Reproduce all the lines below exactly and omit the images.
+ + + + +
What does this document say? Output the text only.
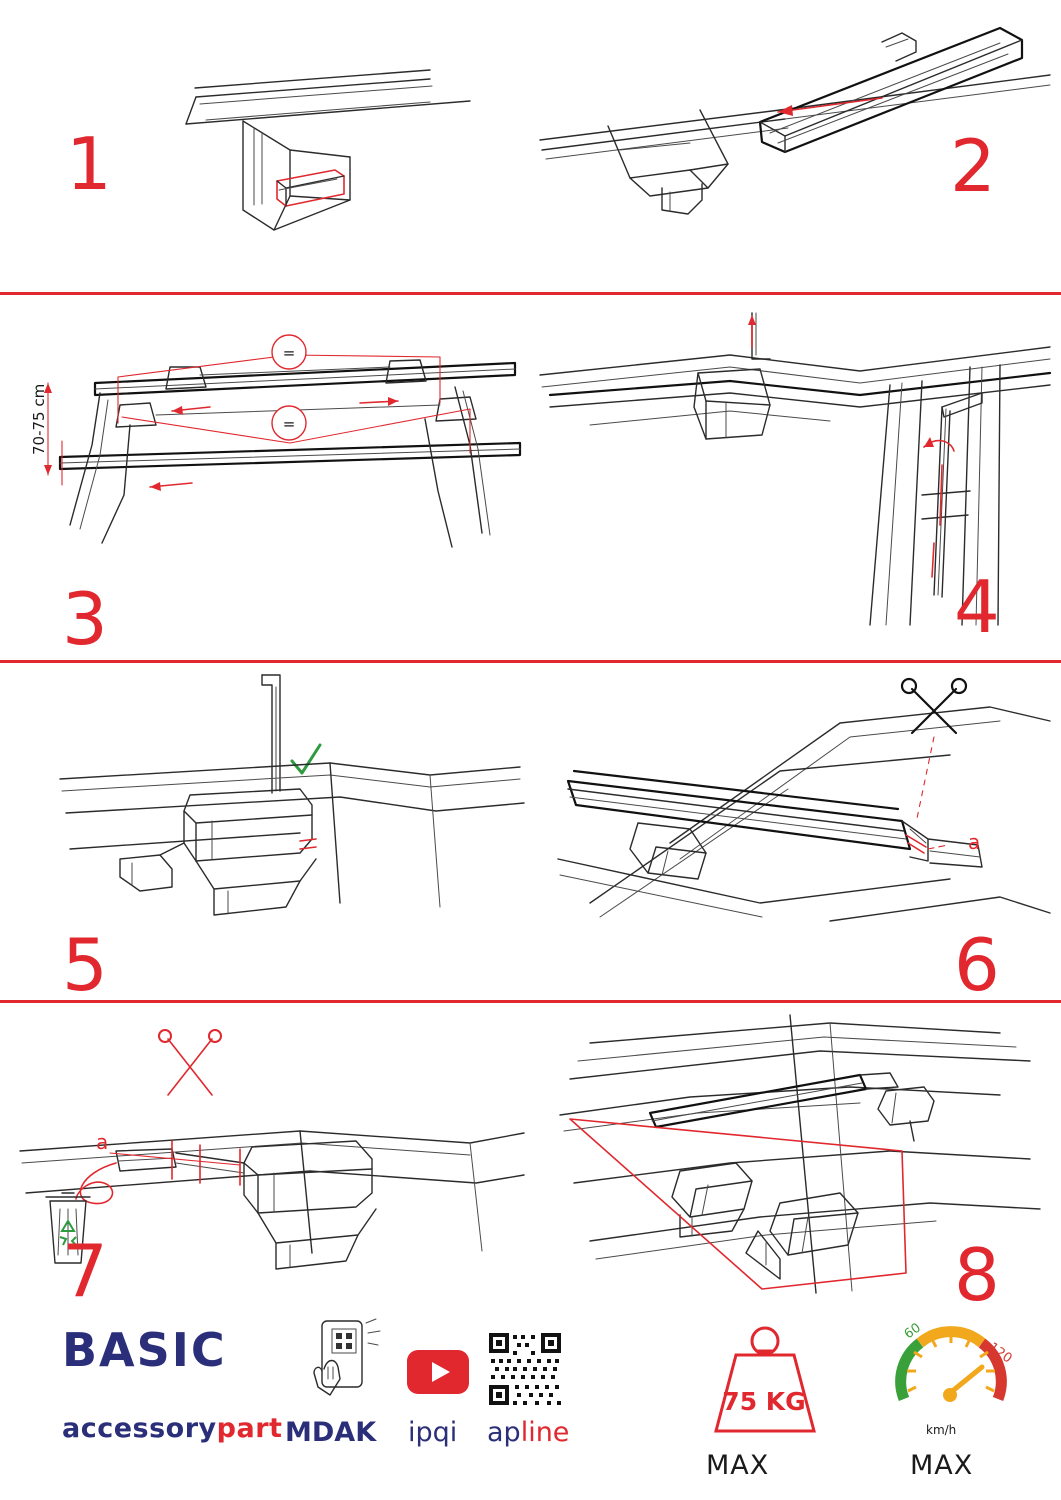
1	2
=
=
70-75 cm
3	4
5
a
6
a
7	8
BASIC
accessorypart MDAK ipqi apline
75 KG
MAX
60
120
km/h
MAX
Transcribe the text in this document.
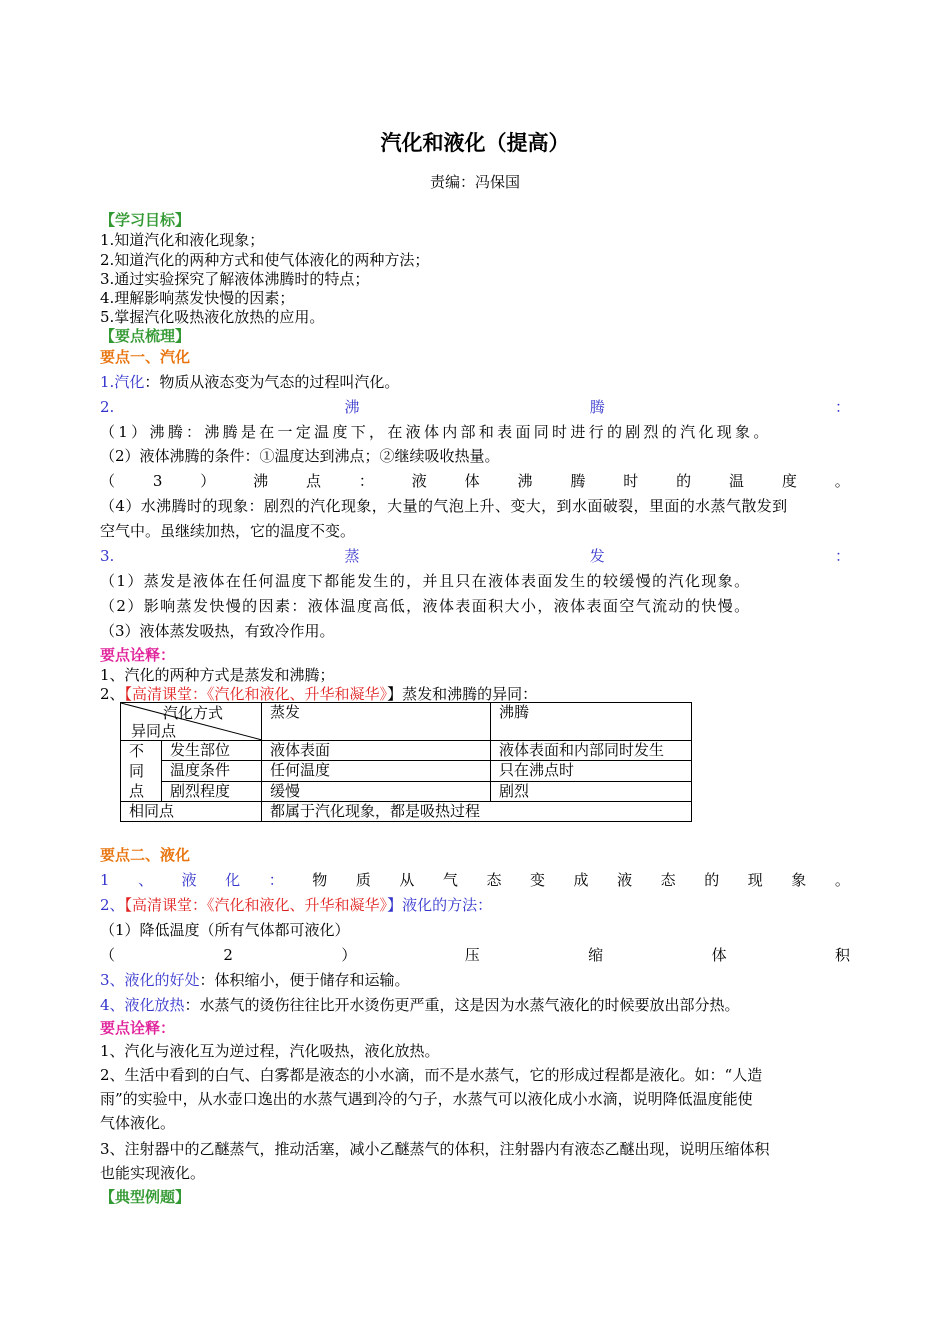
汽化和液化（提高）
责编：冯保国
【学习目标】
1.知道汽化和液化现象；
2.知道汽化的两种方式和使气体液化的两种方法；
3.通过实验探究了解液体沸腾时的特点；
4.理解影响蒸发快慢的因素；
5.掌握汽化吸热液化放热的应用。
【要点梳理】
要点一、汽化
1.汽化：物质从液态变为气态的过程叫汽化。
2.	沸	腾	：
（1）沸腾：沸腾是在一定温度下，在液体内部和表面同时进行的剧烈的汽化现象。
（2）液体沸腾的条件：①温度达到沸点；②继续吸收热量。
（	3	）	沸	点	：	液	体	沸	腾	时	的	温	度	。
（4）水沸腾时的现象：剧烈的汽化现象，大量的气泡上升、变大，到水面破裂，里面的水蒸气散发到
空气中。虽继续加热，它的温度不变。
3.	蒸	发	：
（1）蒸发是液体在任何温度下都能发生的，并且只在液体表面发生的较缓慢的汽化现象。
（2）影响蒸发快慢的因素：液体温度高低，液体表面积大小，液体表面空气流动的快慢。
（3）液体蒸发吸热，有致冷作用。
要点诠释：
1、汽化的两种方式是蒸发和沸腾；
2、【高清课堂：《汽化和液化、升华和凝华》】蒸发和沸腾的异同：
汽化方式
异同点		蒸发	沸腾

不
同
点	发生部位	液体表面	液体表面和内部同时发生
	温度条件	任何温度	只在沸点时
	剧烈程度	缓慢	剧烈
相同点		都属于汽化现象，都是吸热过程	
要点二、液化
1 、 液 化 ： 物 质 从 气 态 变 成 液 态 的 现 象 。
2、【高清课堂：《汽化和液化、升华和凝华》】液化的方法：
（1）降低温度（所有气体都可液化）
（	2	）	压	缩	体	积
3、液化的好处：体积缩小，便于储存和运输。
4、液化放热：水蒸气的烫伤往往比开水烫伤更严重，这是因为水蒸气液化的时候要放出部分热。
要点诠释：
1、汽化与液化互为逆过程，汽化吸热，液化放热。
2、生活中看到的白气、白雾都是液态的小水滴，而不是水蒸气，它的形成过程都是液化。如：“人造
雨”的实验中，从水壶口逸出的水蒸气遇到冷的勺子，水蒸气可以液化成小水滴，说明降低温度能使
气体液化。
3、注射器中的乙醚蒸气，推动活塞，减小乙醚蒸气的体积，注射器内有液态乙醚出现，说明压缩体积
也能实现液化。
【典型例题】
+ + + + +
> **THE SOLUTION**:
What does this document say? Output the text only.
1	2
=
=
70-75 cm
3	4
5
a
6
a
7	8
BASIC
accessorypart MDAK ipqi apline
75 KG
MAX
60
120
km/h
MAX
Transcribe the text in this document.
汽化和液化（提高）
责编：冯保国
【学习目标】
1.知道汽化和液化现象；
2.知道汽化的两种方式和使气体液化的两种方法；
3.通过实验探究了解液体沸腾时的特点；
4.理解影响蒸发快慢的因素；
5.掌握汽化吸热液化放热的应用。
【要点梳理】
要点一、汽化
1.汽化：物质从液态变为气态的过程叫汽化。
2.	沸	腾	：
（1）沸腾：沸腾是在一定温度下，在液体内部和表面同时进行的剧烈的汽化现象。
（2）液体沸腾的条件：①温度达到沸点；②继续吸收热量。
（	3	）	沸	点	：	液	体	沸	腾	时	的	温	度	。
（4）水沸腾时的现象：剧烈的汽化现象，大量的气泡上升、变大，到水面破裂，里面的水蒸气散发到
空气中。虽继续加热，它的温度不变。
3.	蒸	发	：
（1）蒸发是液体在任何温度下都能发生的，并且只在液体表面发生的较缓慢的汽化现象。
（2）影响蒸发快慢的因素：液体温度高低，液体表面积大小，液体表面空气流动的快慢。
（3）液体蒸发吸热，有致冷作用。
要点诠释：
1、汽化的两种方式是蒸发和沸腾；
2、【高清课堂：《汽化和液化、升华和凝华》】蒸发和沸腾的异同：
汽化方式
异同点		蒸发	沸腾

不
同
点	发生部位	液体表面	液体表面和内部同时发生
	温度条件	任何温度	只在沸点时
	剧烈程度	缓慢	剧烈
相同点		都属于汽化现象，都是吸热过程	
要点二、液化
1 、 液 化 ： 物 质 从 气 态 变 成 液 态 的 现 象 。
2、【高清课堂：《汽化和液化、升华和凝华》】液化的方法：
（1）降低温度（所有气体都可液化）
（	2	）	压	缩	体	积
3、液化的好处：体积缩小，便于储存和运输。
4、液化放热：水蒸气的烫伤往往比开水烫伤更严重，这是因为水蒸气液化的时候要放出部分热。
要点诠释：
1、汽化与液化互为逆过程，汽化吸热，液化放热。
2、生活中看到的白气、白雾都是液态的小水滴，而不是水蒸气，它的形成过程都是液化。如：“人造
雨”的实验中，从水壶口逸出的水蒸气遇到冷的勺子，水蒸气可以液化成小水滴，说明降低温度能使
气体液化。
3、注射器中的乙醚蒸气，推动活塞，减小乙醚蒸气的体积，注射器内有液态乙醚出现，说明压缩体积
也能实现液化。
【典型例题】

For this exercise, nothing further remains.